### ABOUT THIS TASK
Determine how many lines in the listing contain the string "that"; respond with the number alone.

### RECORDS PROVIDED
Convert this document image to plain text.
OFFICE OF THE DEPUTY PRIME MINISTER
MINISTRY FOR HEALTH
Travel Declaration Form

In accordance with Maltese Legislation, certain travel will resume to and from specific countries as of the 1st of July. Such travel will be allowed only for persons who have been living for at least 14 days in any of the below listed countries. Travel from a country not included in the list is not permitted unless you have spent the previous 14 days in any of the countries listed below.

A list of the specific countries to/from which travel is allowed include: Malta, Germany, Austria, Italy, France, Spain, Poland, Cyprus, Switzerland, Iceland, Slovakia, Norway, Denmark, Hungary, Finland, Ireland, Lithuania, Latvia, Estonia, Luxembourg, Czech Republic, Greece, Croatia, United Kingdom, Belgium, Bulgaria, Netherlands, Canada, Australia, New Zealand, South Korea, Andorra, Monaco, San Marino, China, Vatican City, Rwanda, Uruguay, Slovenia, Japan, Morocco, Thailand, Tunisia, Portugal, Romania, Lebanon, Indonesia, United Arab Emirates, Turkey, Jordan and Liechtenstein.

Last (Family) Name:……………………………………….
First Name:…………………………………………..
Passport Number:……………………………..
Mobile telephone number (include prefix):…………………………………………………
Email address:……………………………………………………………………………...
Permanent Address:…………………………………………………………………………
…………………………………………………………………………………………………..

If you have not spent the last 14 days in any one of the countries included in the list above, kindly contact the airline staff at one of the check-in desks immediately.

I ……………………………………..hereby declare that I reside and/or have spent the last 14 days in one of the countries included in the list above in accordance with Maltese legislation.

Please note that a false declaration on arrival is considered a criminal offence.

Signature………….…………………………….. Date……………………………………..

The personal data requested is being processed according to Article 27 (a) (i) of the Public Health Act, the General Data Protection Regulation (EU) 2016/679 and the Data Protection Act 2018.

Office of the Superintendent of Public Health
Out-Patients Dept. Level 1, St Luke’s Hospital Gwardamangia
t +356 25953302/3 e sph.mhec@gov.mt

### THE ANSWER
2